WHAT IS EXPECTED ::
Update the records below so that every instance of "section-heading" becomes "heading", and leave everything else unchanged.

Box coordinate listings
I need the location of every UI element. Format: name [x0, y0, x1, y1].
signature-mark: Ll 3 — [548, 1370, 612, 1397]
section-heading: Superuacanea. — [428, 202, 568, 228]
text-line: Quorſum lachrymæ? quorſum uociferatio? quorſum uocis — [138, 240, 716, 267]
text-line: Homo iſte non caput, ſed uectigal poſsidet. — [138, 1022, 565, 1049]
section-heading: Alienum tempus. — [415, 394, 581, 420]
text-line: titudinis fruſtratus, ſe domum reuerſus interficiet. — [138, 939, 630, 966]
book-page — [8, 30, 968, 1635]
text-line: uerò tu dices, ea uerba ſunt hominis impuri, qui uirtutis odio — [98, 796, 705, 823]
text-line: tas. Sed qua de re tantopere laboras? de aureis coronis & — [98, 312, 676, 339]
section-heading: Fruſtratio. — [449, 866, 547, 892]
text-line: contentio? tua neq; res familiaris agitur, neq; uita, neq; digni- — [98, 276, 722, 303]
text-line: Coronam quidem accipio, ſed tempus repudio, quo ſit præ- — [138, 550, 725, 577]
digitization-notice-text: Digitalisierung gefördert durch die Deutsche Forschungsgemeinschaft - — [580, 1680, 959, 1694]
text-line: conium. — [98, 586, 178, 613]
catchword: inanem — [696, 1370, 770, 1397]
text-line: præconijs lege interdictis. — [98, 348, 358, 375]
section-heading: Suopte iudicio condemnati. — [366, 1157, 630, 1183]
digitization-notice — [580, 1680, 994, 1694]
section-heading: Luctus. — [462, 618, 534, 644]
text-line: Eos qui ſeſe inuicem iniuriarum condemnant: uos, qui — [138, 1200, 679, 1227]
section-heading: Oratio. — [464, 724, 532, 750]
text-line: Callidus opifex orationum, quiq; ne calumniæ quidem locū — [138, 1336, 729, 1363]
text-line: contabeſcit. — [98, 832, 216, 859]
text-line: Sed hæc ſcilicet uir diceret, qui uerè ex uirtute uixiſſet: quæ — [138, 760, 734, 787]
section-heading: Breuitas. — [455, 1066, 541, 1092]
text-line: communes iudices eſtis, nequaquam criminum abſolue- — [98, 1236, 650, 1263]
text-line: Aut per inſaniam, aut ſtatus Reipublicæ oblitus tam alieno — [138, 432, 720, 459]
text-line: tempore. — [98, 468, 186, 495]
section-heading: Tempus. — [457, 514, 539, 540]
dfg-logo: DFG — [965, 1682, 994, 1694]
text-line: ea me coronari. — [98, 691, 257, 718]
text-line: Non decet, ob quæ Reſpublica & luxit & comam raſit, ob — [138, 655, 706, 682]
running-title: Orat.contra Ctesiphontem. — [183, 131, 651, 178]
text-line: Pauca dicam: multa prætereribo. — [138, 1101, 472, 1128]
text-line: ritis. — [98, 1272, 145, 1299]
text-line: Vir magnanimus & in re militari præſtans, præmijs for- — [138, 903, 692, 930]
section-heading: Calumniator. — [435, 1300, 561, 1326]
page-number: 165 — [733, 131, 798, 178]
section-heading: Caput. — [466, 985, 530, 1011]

SOLUTION ::
I need the location of every UI element. Format: name [x0, y0, x1, y1].
signature-mark: Ll 3 — [548, 1370, 612, 1397]
heading: Superuacanea. — [428, 202, 568, 228]
text-line: Quorſum lachrymæ? quorſum uociferatio? quorſum uocis — [138, 240, 716, 267]
text-line: Homo iſte non caput, ſed uectigal poſsidet. — [138, 1022, 565, 1049]
heading: Alienum tempus. — [415, 394, 581, 420]
text-line: titudinis fruſtratus, ſe domum reuerſus interficiet. — [138, 939, 630, 966]
book-page — [8, 30, 968, 1635]
text-line: uerò tu dices, ea uerba ſunt hominis impuri, qui uirtutis odio — [98, 796, 705, 823]
text-line: tas. Sed qua de re tantopere laboras? de aureis coronis & — [98, 312, 676, 339]
heading: Fruſtratio. — [449, 866, 547, 892]
text-line: contentio? tua neq; res familiaris agitur, neq; uita, neq; digni- — [98, 276, 722, 303]
text-line: Coronam quidem accipio, ſed tempus repudio, quo ſit præ- — [138, 550, 725, 577]
digitization-notice-text: Digitalisierung gefördert durch die Deutsche Forschungsgemeinschaft - — [580, 1680, 959, 1694]
text-line: conium. — [98, 586, 178, 613]
catchword: inanem — [696, 1370, 770, 1397]
text-line: præconijs lege interdictis. — [98, 348, 358, 375]
heading: Suopte iudicio condemnati. — [366, 1157, 630, 1183]
digitization-notice — [580, 1680, 994, 1694]
heading: Luctus. — [462, 618, 534, 644]
text-line: Eos qui ſeſe inuicem iniuriarum condemnant: uos, qui — [138, 1200, 679, 1227]
heading: Oratio. — [464, 724, 532, 750]
text-line: Callidus opifex orationum, quiq; ne calumniæ quidem locū — [138, 1336, 729, 1363]
text-line: contabeſcit. — [98, 832, 216, 859]
text-line: Sed hæc ſcilicet uir diceret, qui uerè ex uirtute uixiſſet: quæ — [138, 760, 734, 787]
heading: Breuitas. — [455, 1066, 541, 1092]
text-line: communes iudices eſtis, nequaquam criminum abſolue- — [98, 1236, 650, 1263]
text-line: Aut per inſaniam, aut ſtatus Reipublicæ oblitus tam alieno — [138, 432, 720, 459]
text-line: tempore. — [98, 468, 186, 495]
heading: Tempus. — [457, 514, 539, 540]
dfg-logo: DFG — [965, 1682, 994, 1694]
text-line: ea me coronari. — [98, 691, 257, 718]
text-line: Non decet, ob quæ Reſpublica & luxit & comam raſit, ob — [138, 655, 706, 682]
running-title: Orat.contra Ctesiphontem. — [183, 131, 651, 178]
text-line: Pauca dicam: multa prætereribo. — [138, 1101, 472, 1128]
text-line: ritis. — [98, 1272, 145, 1299]
text-line: Vir magnanimus & in re militari præſtans, præmijs for- — [138, 903, 692, 930]
heading: Calumniator. — [435, 1300, 561, 1326]
page-number: 165 — [733, 131, 798, 178]
heading: Caput. — [466, 985, 530, 1011]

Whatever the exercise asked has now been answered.